Set task => From the listing below, pull out all lines with "liberal" in them.

Saved data entries =>

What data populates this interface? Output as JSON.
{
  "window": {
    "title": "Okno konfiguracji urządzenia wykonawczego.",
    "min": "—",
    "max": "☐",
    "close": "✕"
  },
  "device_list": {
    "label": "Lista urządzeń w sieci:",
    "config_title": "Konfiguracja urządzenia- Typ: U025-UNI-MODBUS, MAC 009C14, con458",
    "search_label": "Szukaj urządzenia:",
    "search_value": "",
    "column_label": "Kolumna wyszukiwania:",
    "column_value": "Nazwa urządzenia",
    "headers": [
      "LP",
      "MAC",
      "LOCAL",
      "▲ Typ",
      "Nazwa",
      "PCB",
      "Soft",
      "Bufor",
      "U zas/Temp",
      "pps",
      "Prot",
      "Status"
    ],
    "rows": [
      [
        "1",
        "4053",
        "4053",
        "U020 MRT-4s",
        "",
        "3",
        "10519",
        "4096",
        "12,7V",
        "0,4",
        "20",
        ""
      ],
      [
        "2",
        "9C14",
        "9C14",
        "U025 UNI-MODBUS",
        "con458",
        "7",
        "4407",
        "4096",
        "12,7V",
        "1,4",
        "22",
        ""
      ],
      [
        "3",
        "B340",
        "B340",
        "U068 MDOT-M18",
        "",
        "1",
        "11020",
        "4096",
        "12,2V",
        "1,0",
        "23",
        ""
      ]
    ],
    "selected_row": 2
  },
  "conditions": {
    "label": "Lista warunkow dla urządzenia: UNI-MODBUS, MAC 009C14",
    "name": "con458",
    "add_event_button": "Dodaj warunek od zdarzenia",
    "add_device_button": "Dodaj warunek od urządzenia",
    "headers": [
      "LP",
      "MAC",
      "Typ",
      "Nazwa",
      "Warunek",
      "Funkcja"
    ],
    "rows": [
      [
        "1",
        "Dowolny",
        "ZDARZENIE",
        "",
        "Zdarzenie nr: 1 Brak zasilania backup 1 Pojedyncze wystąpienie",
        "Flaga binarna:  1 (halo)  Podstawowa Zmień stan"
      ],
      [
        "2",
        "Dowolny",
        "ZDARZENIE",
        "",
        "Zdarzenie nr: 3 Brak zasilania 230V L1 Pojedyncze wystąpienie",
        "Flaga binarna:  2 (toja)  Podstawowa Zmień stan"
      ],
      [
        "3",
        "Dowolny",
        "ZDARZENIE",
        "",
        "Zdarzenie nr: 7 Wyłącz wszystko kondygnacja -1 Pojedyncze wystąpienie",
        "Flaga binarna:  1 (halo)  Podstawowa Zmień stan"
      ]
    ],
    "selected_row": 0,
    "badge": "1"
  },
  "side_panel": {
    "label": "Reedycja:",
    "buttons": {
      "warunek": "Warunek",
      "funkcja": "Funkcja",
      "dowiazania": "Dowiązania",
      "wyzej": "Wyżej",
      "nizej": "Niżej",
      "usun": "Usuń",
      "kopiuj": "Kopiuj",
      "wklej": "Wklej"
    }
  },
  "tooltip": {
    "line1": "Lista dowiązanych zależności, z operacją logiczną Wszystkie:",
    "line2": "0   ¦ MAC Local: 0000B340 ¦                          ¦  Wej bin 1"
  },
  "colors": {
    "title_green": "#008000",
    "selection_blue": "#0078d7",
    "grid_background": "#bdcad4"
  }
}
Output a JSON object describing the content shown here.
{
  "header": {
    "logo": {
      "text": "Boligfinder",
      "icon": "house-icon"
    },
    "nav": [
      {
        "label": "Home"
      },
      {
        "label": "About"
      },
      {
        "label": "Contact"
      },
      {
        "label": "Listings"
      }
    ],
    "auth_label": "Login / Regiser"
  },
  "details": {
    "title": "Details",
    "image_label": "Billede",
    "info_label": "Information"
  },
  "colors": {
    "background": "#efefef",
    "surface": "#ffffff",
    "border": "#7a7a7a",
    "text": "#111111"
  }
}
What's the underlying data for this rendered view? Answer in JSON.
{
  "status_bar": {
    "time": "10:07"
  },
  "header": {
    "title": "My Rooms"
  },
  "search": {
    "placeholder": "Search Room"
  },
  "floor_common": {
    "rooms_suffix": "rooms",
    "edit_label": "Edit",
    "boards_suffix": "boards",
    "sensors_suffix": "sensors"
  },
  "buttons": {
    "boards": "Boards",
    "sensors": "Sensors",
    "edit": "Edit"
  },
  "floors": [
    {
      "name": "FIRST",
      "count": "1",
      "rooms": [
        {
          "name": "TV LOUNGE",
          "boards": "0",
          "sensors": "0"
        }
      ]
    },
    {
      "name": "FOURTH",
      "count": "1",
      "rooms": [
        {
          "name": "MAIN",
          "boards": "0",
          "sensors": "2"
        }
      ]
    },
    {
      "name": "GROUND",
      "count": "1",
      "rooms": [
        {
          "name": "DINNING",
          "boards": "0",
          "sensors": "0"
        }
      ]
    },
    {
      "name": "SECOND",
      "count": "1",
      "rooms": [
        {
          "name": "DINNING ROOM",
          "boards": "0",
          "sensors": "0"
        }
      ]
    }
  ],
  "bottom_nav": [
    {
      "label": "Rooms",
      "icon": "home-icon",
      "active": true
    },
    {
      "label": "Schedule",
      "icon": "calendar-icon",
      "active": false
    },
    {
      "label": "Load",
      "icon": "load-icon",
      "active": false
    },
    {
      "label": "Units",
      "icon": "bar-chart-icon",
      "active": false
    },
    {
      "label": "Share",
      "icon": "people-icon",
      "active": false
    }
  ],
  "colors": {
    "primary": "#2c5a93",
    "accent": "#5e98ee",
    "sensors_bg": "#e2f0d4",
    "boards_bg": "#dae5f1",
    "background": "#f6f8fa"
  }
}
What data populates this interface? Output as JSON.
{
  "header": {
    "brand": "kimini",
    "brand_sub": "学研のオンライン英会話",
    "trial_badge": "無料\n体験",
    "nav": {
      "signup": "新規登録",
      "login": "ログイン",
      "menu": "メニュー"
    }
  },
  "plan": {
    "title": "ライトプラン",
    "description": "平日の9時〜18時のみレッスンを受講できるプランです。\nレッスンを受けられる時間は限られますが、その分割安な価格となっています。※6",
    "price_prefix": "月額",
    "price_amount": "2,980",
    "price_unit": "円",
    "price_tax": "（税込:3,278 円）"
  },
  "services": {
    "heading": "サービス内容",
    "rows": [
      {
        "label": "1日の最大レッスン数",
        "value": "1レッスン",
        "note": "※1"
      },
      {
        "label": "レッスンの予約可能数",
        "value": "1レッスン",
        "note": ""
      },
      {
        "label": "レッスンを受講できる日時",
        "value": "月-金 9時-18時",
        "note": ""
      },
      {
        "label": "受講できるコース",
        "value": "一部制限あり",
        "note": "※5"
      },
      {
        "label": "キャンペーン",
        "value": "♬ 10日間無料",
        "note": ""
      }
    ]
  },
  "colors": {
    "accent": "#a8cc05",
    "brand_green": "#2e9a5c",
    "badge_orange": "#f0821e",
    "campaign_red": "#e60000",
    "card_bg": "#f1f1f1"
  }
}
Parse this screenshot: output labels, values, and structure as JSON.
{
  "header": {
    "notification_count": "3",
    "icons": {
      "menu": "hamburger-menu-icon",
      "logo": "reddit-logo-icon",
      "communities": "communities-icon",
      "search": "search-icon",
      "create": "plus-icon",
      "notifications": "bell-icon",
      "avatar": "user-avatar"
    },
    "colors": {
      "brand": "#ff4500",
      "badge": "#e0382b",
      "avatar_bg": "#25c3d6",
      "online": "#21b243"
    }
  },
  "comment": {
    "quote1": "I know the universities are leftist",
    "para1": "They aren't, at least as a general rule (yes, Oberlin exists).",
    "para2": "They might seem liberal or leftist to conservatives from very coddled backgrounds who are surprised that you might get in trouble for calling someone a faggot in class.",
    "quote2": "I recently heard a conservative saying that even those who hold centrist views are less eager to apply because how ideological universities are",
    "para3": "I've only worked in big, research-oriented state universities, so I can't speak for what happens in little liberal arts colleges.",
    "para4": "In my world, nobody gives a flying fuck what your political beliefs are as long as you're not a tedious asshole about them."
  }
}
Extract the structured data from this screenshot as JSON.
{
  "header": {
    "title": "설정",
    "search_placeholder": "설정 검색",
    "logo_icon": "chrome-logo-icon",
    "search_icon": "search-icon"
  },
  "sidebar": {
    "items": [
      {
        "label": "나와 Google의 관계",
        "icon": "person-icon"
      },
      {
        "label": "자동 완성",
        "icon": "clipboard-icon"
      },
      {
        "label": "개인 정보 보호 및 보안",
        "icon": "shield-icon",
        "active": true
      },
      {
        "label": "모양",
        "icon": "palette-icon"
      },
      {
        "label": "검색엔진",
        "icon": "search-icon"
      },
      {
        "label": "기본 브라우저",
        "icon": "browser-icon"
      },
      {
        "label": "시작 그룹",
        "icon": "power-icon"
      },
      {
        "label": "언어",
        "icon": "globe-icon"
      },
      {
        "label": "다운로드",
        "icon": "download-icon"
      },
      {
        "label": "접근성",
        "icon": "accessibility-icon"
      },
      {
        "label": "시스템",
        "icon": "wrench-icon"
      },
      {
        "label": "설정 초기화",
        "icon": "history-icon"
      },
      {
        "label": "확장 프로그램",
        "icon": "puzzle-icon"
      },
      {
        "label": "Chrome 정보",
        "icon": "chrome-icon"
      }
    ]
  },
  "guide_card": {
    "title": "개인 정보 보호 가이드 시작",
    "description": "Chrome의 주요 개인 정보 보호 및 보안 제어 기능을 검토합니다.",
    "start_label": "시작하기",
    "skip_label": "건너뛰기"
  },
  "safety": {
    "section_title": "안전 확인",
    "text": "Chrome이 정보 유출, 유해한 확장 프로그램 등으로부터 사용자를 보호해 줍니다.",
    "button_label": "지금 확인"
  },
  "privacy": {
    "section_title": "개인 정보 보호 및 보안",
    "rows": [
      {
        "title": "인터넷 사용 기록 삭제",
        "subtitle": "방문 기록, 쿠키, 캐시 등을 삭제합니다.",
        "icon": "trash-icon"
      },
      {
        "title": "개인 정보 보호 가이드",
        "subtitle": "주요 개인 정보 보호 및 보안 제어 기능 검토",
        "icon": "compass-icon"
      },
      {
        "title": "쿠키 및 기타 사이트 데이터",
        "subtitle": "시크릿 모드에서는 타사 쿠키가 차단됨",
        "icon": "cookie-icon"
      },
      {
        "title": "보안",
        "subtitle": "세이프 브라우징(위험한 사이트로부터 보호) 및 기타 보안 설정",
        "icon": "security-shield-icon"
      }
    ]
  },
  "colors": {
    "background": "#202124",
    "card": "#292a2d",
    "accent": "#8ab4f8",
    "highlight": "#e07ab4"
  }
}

Exercise result =>
    "para2": "They might seem liberal or leftist to conservatives from very coddled backgrounds who are surprised that you might get in trouble for calling someone a faggot in class.",
    "para3": "I've only worked in big, research-oriented state universities, so I can't speak for what happens in little liberal arts colleges.",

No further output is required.